=== Stored rows ===

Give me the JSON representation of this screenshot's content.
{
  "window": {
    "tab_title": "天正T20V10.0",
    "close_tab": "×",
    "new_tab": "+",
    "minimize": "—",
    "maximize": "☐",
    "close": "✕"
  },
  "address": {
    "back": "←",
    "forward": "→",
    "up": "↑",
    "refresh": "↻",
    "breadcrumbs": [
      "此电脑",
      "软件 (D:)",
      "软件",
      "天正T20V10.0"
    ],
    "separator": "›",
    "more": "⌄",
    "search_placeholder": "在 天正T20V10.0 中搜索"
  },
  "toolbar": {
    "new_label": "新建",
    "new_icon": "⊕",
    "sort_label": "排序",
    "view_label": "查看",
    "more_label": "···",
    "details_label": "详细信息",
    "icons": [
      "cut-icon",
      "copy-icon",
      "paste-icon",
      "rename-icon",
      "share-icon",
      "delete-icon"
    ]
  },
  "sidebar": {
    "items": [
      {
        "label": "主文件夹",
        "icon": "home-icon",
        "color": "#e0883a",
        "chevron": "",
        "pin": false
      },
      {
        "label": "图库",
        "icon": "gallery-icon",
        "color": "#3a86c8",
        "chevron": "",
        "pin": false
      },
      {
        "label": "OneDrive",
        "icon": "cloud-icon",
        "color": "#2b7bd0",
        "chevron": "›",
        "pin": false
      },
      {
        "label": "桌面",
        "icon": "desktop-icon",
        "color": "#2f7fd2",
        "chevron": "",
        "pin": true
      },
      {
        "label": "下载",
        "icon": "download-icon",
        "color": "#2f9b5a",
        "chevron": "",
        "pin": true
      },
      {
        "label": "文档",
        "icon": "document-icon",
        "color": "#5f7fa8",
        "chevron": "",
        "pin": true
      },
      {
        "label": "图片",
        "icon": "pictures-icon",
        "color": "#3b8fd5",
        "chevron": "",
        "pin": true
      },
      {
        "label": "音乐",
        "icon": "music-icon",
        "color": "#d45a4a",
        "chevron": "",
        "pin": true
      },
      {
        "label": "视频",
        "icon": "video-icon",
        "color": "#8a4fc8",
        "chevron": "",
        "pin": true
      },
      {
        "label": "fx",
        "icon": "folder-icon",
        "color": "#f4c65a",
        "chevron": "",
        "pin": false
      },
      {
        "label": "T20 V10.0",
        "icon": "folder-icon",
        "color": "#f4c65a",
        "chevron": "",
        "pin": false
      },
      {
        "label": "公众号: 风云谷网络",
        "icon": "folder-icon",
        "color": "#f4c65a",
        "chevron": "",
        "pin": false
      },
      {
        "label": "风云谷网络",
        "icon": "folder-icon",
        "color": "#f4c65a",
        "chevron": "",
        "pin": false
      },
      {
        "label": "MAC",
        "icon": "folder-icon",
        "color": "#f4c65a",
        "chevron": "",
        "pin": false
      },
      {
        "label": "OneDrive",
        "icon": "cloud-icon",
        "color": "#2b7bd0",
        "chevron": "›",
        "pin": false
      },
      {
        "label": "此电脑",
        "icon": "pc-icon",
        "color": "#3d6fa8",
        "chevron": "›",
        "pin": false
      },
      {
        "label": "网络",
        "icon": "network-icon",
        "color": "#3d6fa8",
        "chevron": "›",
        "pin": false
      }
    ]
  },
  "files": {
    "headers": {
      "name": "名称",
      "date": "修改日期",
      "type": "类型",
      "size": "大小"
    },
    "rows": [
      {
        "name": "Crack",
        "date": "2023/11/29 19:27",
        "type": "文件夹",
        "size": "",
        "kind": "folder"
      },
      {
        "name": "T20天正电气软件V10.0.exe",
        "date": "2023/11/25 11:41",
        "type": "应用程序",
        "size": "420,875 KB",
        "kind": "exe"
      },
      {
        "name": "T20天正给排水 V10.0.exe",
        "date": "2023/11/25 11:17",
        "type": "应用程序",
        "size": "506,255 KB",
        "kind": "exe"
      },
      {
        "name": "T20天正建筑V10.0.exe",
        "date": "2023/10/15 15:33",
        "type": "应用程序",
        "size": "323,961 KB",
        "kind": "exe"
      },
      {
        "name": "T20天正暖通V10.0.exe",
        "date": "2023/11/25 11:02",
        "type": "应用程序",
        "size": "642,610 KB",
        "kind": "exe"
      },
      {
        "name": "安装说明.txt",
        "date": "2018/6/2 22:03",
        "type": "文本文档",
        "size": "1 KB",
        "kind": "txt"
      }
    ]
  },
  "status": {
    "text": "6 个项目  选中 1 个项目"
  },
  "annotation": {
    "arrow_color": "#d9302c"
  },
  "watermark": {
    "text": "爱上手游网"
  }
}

===

■ Exercise goal
Extract the full listing and reproduce each line exactly.

■ The solution
Give me the JSON representation of this screenshot's content.
{
  "window": {
    "tab_title": "天正T20V10.0",
    "close_tab": "×",
    "new_tab": "+",
    "minimize": "—",
    "maximize": "☐",
    "close": "✕"
  },
  "address": {
    "back": "←",
    "forward": "→",
    "up": "↑",
    "refresh": "↻",
    "breadcrumbs": [
      "此电脑",
      "软件 (D:)",
      "软件",
      "天正T20V10.0"
    ],
    "separator": "›",
    "more": "⌄",
    "search_placeholder": "在 天正T20V10.0 中搜索"
  },
  "toolbar": {
    "new_label": "新建",
    "new_icon": "⊕",
    "sort_label": "排序",
    "view_label": "查看",
    "more_label": "···",
    "details_label": "详细信息",
    "icons": [
      "cut-icon",
      "copy-icon",
      "paste-icon",
      "rename-icon",
      "share-icon",
      "delete-icon"
    ]
  },
  "sidebar": {
    "items": [
      {
        "label": "主文件夹",
        "icon": "home-icon",
        "color": "#e0883a",
        "chevron": "",
        "pin": false
      },
      {
        "label": "图库",
        "icon": "gallery-icon",
        "color": "#3a86c8",
        "chevron": "",
        "pin": false
      },
      {
        "label": "OneDrive",
        "icon": "cloud-icon",
        "color": "#2b7bd0",
        "chevron": "›",
        "pin": false
      },
      {
        "label": "桌面",
        "icon": "desktop-icon",
        "color": "#2f7fd2",
        "chevron": "",
        "pin": true
      },
      {
        "label": "下载",
        "icon": "download-icon",
        "color": "#2f9b5a",
        "chevron": "",
        "pin": true
      },
      {
        "label": "文档",
        "icon": "document-icon",
        "color": "#5f7fa8",
        "chevron": "",
        "pin": true
      },
      {
        "label": "图片",
        "icon": "pictures-icon",
        "color": "#3b8fd5",
        "chevron": "",
        "pin": true
      },
      {
        "label": "音乐",
        "icon": "music-icon",
        "color": "#d45a4a",
        "chevron": "",
        "pin": true
      },
      {
        "label": "视频",
        "icon": "video-icon",
        "color": "#8a4fc8",
        "chevron": "",
        "pin": true
      },
      {
        "label": "fx",
        "icon": "folder-icon",
        "color": "#f4c65a",
        "chevron": "",
        "pin": false
      },
      {
        "label": "T20 V10.0",
        "icon": "folder-icon",
        "color": "#f4c65a",
        "chevron": "",
        "pin": false
      },
      {
        "label": "公众号: 风云谷网络",
        "icon": "folder-icon",
        "color": "#f4c65a",
        "chevron": "",
        "pin": false
      },
      {
        "label": "风云谷网络",
        "icon": "folder-icon",
        "color": "#f4c65a",
        "chevron": "",
        "pin": false
      },
      {
        "label": "MAC",
        "icon": "folder-icon",
        "color": "#f4c65a",
        "chevron": "",
        "pin": false
      },
      {
        "label": "OneDrive",
        "icon": "cloud-icon",
        "color": "#2b7bd0",
        "chevron": "›",
        "pin": false
      },
      {
        "label": "此电脑",
        "icon": "pc-icon",
        "color": "#3d6fa8",
        "chevron": "›",
        "pin": false
      },
      {
        "label": "网络",
        "icon": "network-icon",
        "color": "#3d6fa8",
        "chevron": "›",
        "pin": false
      }
    ]
  },
  "files": {
    "headers": {
      "name": "名称",
      "date": "修改日期",
      "type": "类型",
      "size": "大小"
    },
    "rows": [
      {
        "name": "Crack",
        "date": "2023/11/29 19:27",
        "type": "文件夹",
        "size": "",
        "kind": "folder"
      },
      {
        "name": "T20天正电气软件V10.0.exe",
        "date": "2023/11/25 11:41",
        "type": "应用程序",
        "size": "420,875 KB",
        "kind": "exe"
      },
      {
        "name": "T20天正给排水 V10.0.exe",
        "date": "2023/11/25 11:17",
        "type": "应用程序",
        "size": "506,255 KB",
        "kind": "exe"
      },
      {
        "name": "T20天正建筑V10.0.exe",
        "date": "2023/10/15 15:33",
        "type": "应用程序",
        "size": "323,961 KB",
        "kind": "exe"
      },
      {
        "name": "T20天正暖通V10.0.exe",
        "date": "2023/11/25 11:02",
        "type": "应用程序",
        "size": "642,610 KB",
        "kind": "exe"
      },
      {
        "name": "安装说明.txt",
        "date": "2018/6/2 22:03",
        "type": "文本文档",
        "size": "1 KB",
        "kind": "txt"
      }
    ]
  },
  "status": {
    "text": "6 个项目  选中 1 个项目"
  },
  "annotation": {
    "arrow_color": "#d9302c"
  },
  "watermark": {
    "text": "爱上手游网"
  }
}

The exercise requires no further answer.